▼

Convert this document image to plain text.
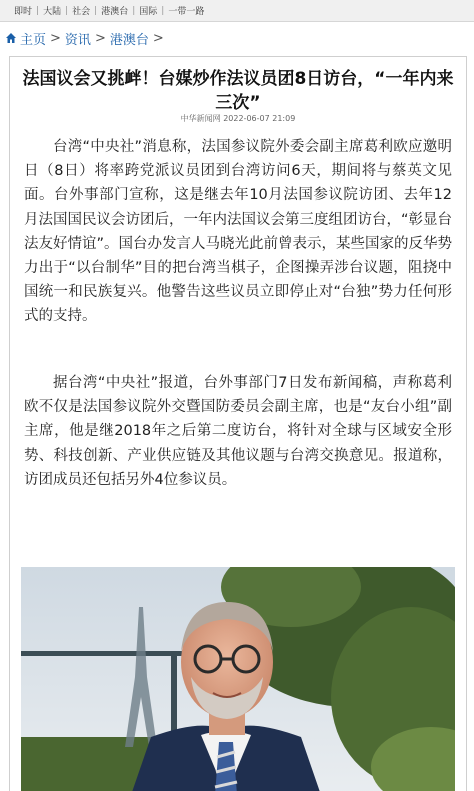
即时 | 大陆 | 社会 | 港澳台 | 国际 | 一带一路
主页 > 资讯 > 港澳台 >
法国议会又挑衅！台媒炒作法议员团8日访台，“一年内来三次”
中华新闻网 2022-06-07 21:09

台湾“中央社”消息称，法国参议院外委会副主席葛利欧应邀明日（8日）将率跨党派议员团到台湾访问6天，期间将与蔡英文见面。台外事部门宣称，这是继去年10月法国参议院访团、去年12月法国国民议会访团后，一年内法国议会第三度组团访台，“彰显台法友好情谊”。国台办发言人马晓光此前曾表示，某些国家的反华势力出于“以台制华”目的把台湾当棋子，企图操弄涉台议题，阻挠中国统一和民族复兴。他警告这些议员立即停止对“台独”势力任何形式的支持。

据台湾“中央社”报道，台外事部门7日发布新闻稿，声称葛利欧不仅是法国参议院外交暨国防委员会副主席，也是“友台小组”副主席，他是继2018年之后第二度访台，将针对全球与区域安全形势、科技创新、产业供应链及其他议题与台湾交换意见。报道称，访团成员还包括另外4位参议员。
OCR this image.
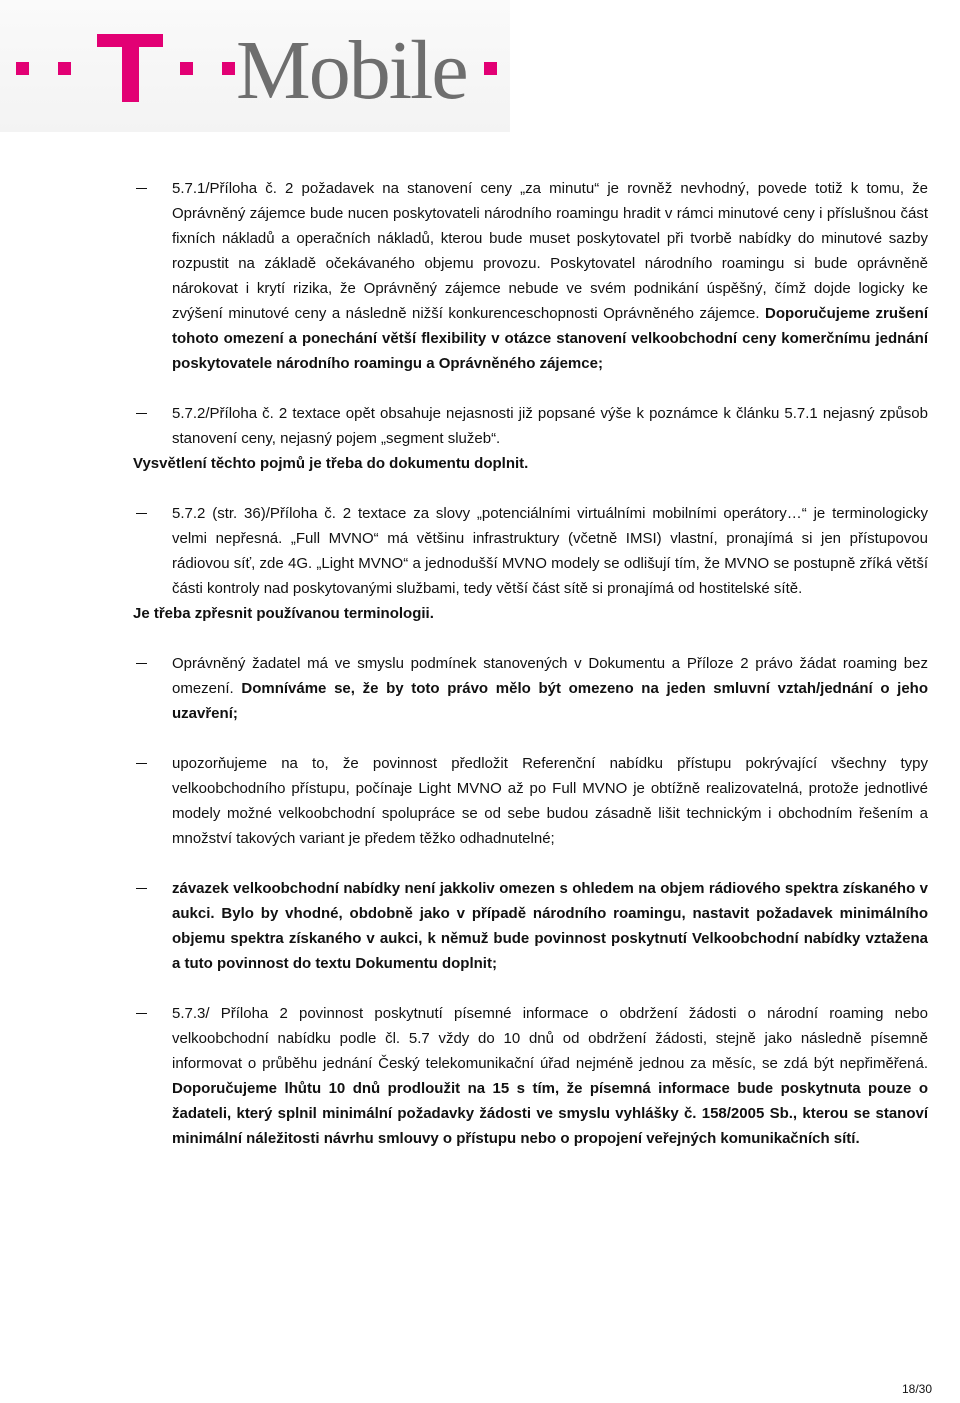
Mobile
5.7.1/Příloha č. 2 požadavek na stanovení ceny „za minutu“ je rovněž nevhodný, povede totiž k tomu, že Oprávněný zájemce bude nucen poskytovateli národního roamingu hradit v rámci minutové ceny i příslušnou část fixních nákladů a operačních nákladů, kterou bude muset poskytovatel při tvorbě nabídky do minutové sazby rozpustit na základě očekávaného objemu provozu. Poskytovatel národního roamingu si bude oprávněně nárokovat i krytí rizika, že Oprávněný zájemce nebude ve svém podnikání úspěšný, čímž dojde logicky ke zvýšení minutové ceny a následně nižší konkurenceschopnosti Oprávněného zájemce. Doporučujeme zrušení tohoto omezení a ponechání větší flexibility v otázce stanovení velkoobchodní ceny komerčnímu jednání poskytovatele národního roamingu a Oprávněného zájemce;
5.7.2/Příloha č. 2 textace opět obsahuje nejasnosti již popsané výše k poznámce k článku 5.7.1 nejasný způsob stanovení ceny, nejasný pojem „segment služeb“.
Vysvětlení těchto pojmů je třeba do dokumentu doplnit.
5.7.2 (str. 36)/Příloha č. 2 textace za slovy „potenciálními virtuálními mobilními operátory…“ je terminologicky velmi nepřesná. „Full MVNO“ má většinu infrastruktury (včetně IMSI) vlastní, pronajímá si jen přístupovou rádiovou síť, zde 4G. „Light MVNO“ a jednodušší MVNO modely se odlišují tím, že MVNO se postupně zříká větší části kontroly nad poskytovanými službami, tedy větší část sítě si pronajímá od hostitelské sítě.
Je třeba zpřesnit používanou terminologii.
Oprávněný žadatel má ve smyslu podmínek stanovených v Dokumentu a Příloze 2 právo žádat roaming bez omezení. Domníváme se, že by toto právo mělo být omezeno na jeden smluvní vztah/jednání o jeho uzavření;
upozorňujeme na to, že povinnost předložit Referenční nabídku přístupu pokrývající všechny typy velkoobchodního přístupu, počínaje Light MVNO až po Full MVNO je obtížně realizovatelná, protože jednotlivé modely možné velkoobchodní spolupráce se od sebe budou zásadně lišit technickým i obchodním řešením a množství takových variant je předem těžko odhadnutelné;
závazek velkoobchodní nabídky není jakkoliv omezen s ohledem na objem rádiového spektra získaného v aukci. Bylo by vhodné, obdobně jako v případě národního roamingu, nastavit požadavek minimálního objemu spektra získaného v aukci, k němuž bude povinnost poskytnutí Velkoobchodní nabídky vztažena a tuto povinnost do textu Dokumentu doplnit;
5.7.3/ Příloha 2 povinnost poskytnutí písemné informace o obdržení žádosti o národní roaming nebo velkoobchodní nabídku podle čl. 5.7 vždy do 10 dnů od obdržení žádosti, stejně jako následně písemně informovat o průběhu jednání Český telekomunikační úřad nejméně jednou za měsíc, se zdá být nepřiměřená. Doporučujeme lhůtu 10 dnů prodloužit na 15 s tím, že písemná informace bude poskytnuta pouze o žadateli, který splnil minimální požadavky žádosti ve smyslu vyhlášky č. 158/2005 Sb., kterou se stanoví minimální náležitosti návrhu smlouvy o přístupu nebo o propojení veřejných komunikačních sítí.
18/30
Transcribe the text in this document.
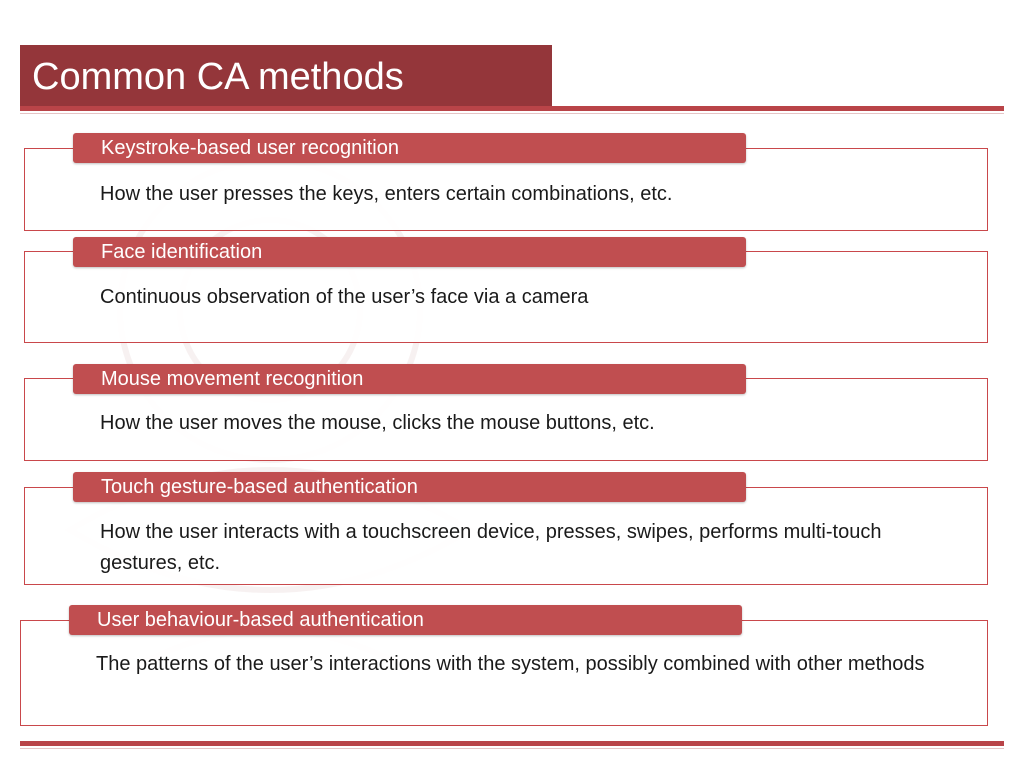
Common CA methods
How the user presses the keys, enters certain combinations, etc.
Keystroke-based user recognition
Continuous observation of the user’s face via a camera
Face identification
How the user moves the mouse, clicks the mouse buttons, etc.
Mouse movement recognition
How the user interacts with a touchscreen device, presses, swipes, performs multi-touch gestures, etc.
Touch gesture-based authentication
The patterns of the user’s interactions with the system, possibly combined with other methods
User behaviour-based authentication
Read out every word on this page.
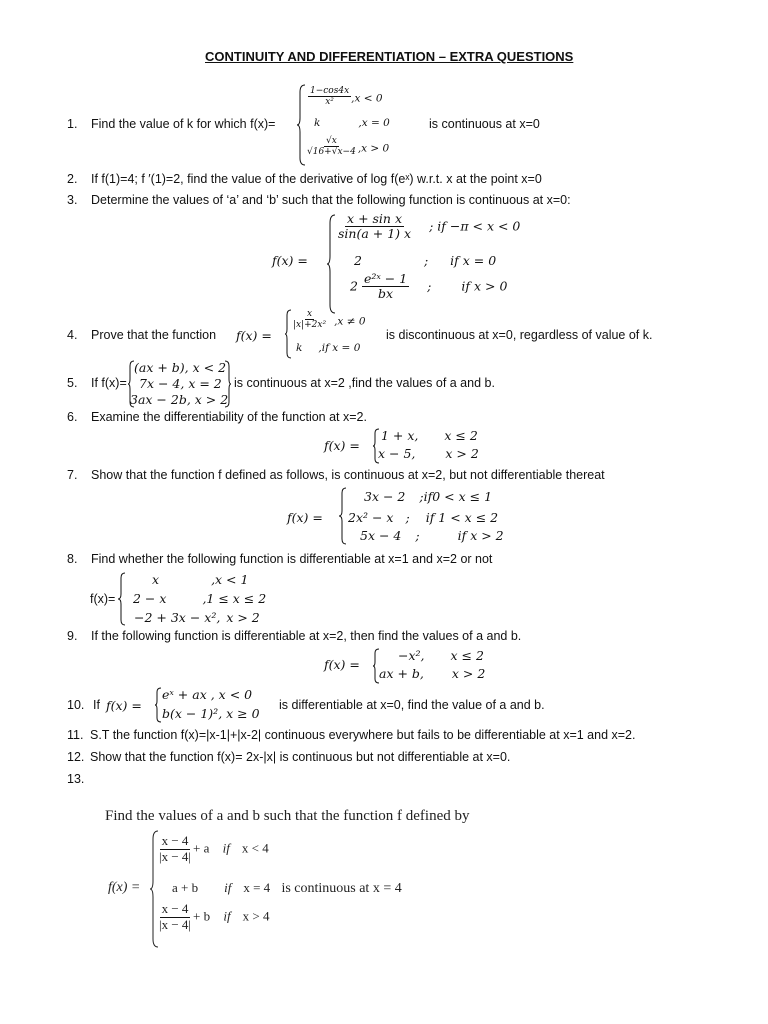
CONTINUITY AND DIFFERENTIATION – EXTRA QUESTIONS
1. Find the value of k for which f(x)=
$\frac{1-\cos 4x}{\text{x²}} ,x < 0$
k	,x = 0
$\frac{√x}{√16+√x-4} ,x > 0$
is continuous at x=0
2. If f(1)=4; f ′(1)=2, find the value of the derivative of log f(eˣ) w.r.t. x at the point x=0
3. Determine the values of ‘a’ and ‘b’ such that the following function is continuous at x=0:
f(x) =
$\frac{\text{x + sin x}}{\sin(a + 1) x}$ ; if −π < x < 0
2	; if x = 0
$2 \frac{\text{e²ˣ − 1}}{bx}$ ; if x > 0
4. Prove that the function f(x) =
$\frac{x}{\text{|x|+2x²}} ,x \ne 0$
k ,if x = 0
is discontinuous at x=0, regardless of value of k.
5. If f(x)=
(ax + b), x < 2
7x − 4, x = 2
3ax − 2b, x > 2
is continuous at x=2 ,find the values of a and b.
6. Examine the differentiability of the function at x=2.
f(x) =
1 + x, x ≤ 2
x − 5, x > 2
7. Show that the function f defined as follows, is continuous at x=2, but not differentiable thereat
f(x) =
3x − 2 ;if0 < x ≤ 1
2x² − x ; if 1 < x ≤ 2
5x − 4 ;	if x > 2
8. Find whether the following function is differentiable at x=1 and x=2 or not
f(x)=
x	,x < 1
2 − x	,1 ≤ x ≤ 2
−2 + 3x − x², x > 2
9. If the following function is differentiable at x=2, then find the values of a and b.
f(x) =
−x², x ≤ 2
ax + b, x > 2
10. If f(x) =
eˣ + ax , x < 0
b(x − 1)², x ≥ 0
is differentiable at x=0, find the value of a and b.
11. S.T the function f(x)=|x-1|+|x-2| continuous everywhere but fails to be differentiable at x=1 and x=2.
12. Show that the function f(x)= 2x-|x| is continuous but not differentiable at x=0.
13.
Find the values of a and b such that the function f defined by
f(x) =
$\frac{x - 4}{|x - 4|} + a$ if x < 4
a + b if x = 4 is continuous at x = 4
$\frac{x - 4}{|x - 4|} + b$ if x > 4
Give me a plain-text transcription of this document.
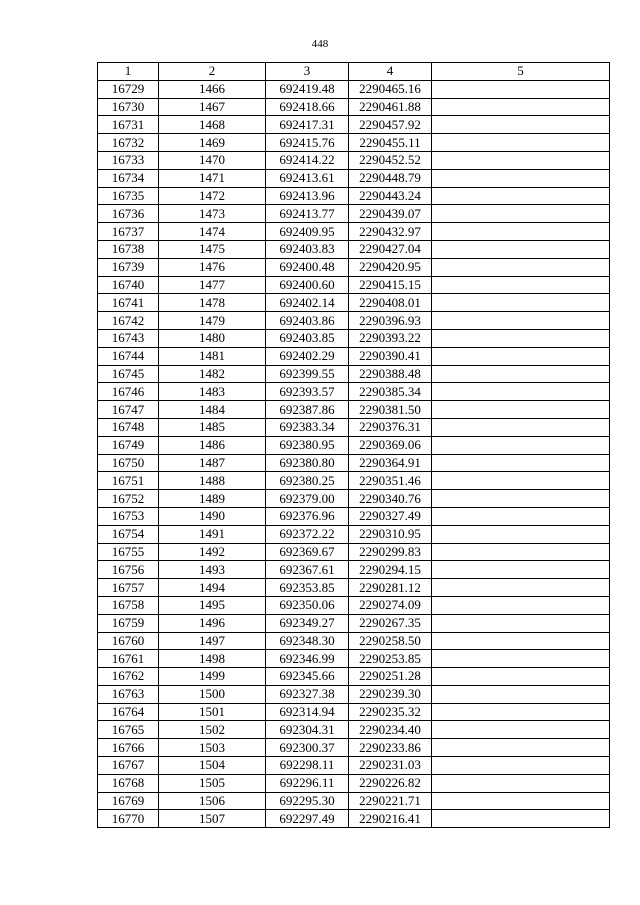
448
1	2	3	4	5
16729	1466	692419.48	2290465.16	
16730	1467	692418.66	2290461.88	
16731	1468	692417.31	2290457.92	
16732	1469	692415.76	2290455.11	
16733	1470	692414.22	2290452.52	
16734	1471	692413.61	2290448.79	
16735	1472	692413.96	2290443.24	
16736	1473	692413.77	2290439.07	
16737	1474	692409.95	2290432.97	
16738	1475	692403.83	2290427.04	
16739	1476	692400.48	2290420.95	
16740	1477	692400.60	2290415.15	
16741	1478	692402.14	2290408.01	
16742	1479	692403.86	2290396.93	
16743	1480	692403.85	2290393.22	
16744	1481	692402.29	2290390.41	
16745	1482	692399.55	2290388.48	
16746	1483	692393.57	2290385.34	
16747	1484	692387.86	2290381.50	
16748	1485	692383.34	2290376.31	
16749	1486	692380.95	2290369.06	
16750	1487	692380.80	2290364.91	
16751	1488	692380.25	2290351.46	
16752	1489	692379.00	2290340.76	
16753	1490	692376.96	2290327.49	
16754	1491	692372.22	2290310.95	
16755	1492	692369.67	2290299.83	
16756	1493	692367.61	2290294.15	
16757	1494	692353.85	2290281.12	
16758	1495	692350.06	2290274.09	
16759	1496	692349.27	2290267.35	
16760	1497	692348.30	2290258.50	
16761	1498	692346.99	2290253.85	
16762	1499	692345.66	2290251.28	
16763	1500	692327.38	2290239.30	
16764	1501	692314.94	2290235.32	
16765	1502	692304.31	2290234.40	
16766	1503	692300.37	2290233.86	
16767	1504	692298.11	2290231.03	
16768	1505	692296.11	2290226.82	
16769	1506	692295.30	2290221.71	
16770	1507	692297.49	2290216.41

▲

What to work on
Leave out every line without the string "přístupu" and copy the rest.

The response
upozorňujeme na to, že povinnost předložit Referenční nabídku přístupu pokrývající všechny typy velkoobchodního přístupu, počínaje Light MVNO až po Full MVNO je obtížně realizovatelná, protože jednotlivé modely možné velkoobchodní spolupráce se od sebe budou zásadně lišit technickým i obchodním řešením a množství takových variant je předem těžko odhadnutelné;
5.7.3/ Příloha 2 povinnost poskytnutí písemné informace o obdržení žádosti o národní roaming nebo velkoobchodní nabídku podle čl. 5.7 vždy do 10 dnů od obdržení žádosti, stejně jako následně písemně informovat o průběhu jednání Český telekomunikační úřad nejméně jednou za měsíc, se zdá být nepřiměřená. Doporučujeme lhůtu 10 dnů prodloužit na 15 s tím, že písemná informace bude poskytnuta pouze o žadateli, který splnil minimální požadavky žádosti ve smyslu vyhlášky č. 158/2005 Sb., kterou se stanoví minimální náležitosti návrhu smlouvy o přístupu nebo o propojení veřejných komunikačních sítí.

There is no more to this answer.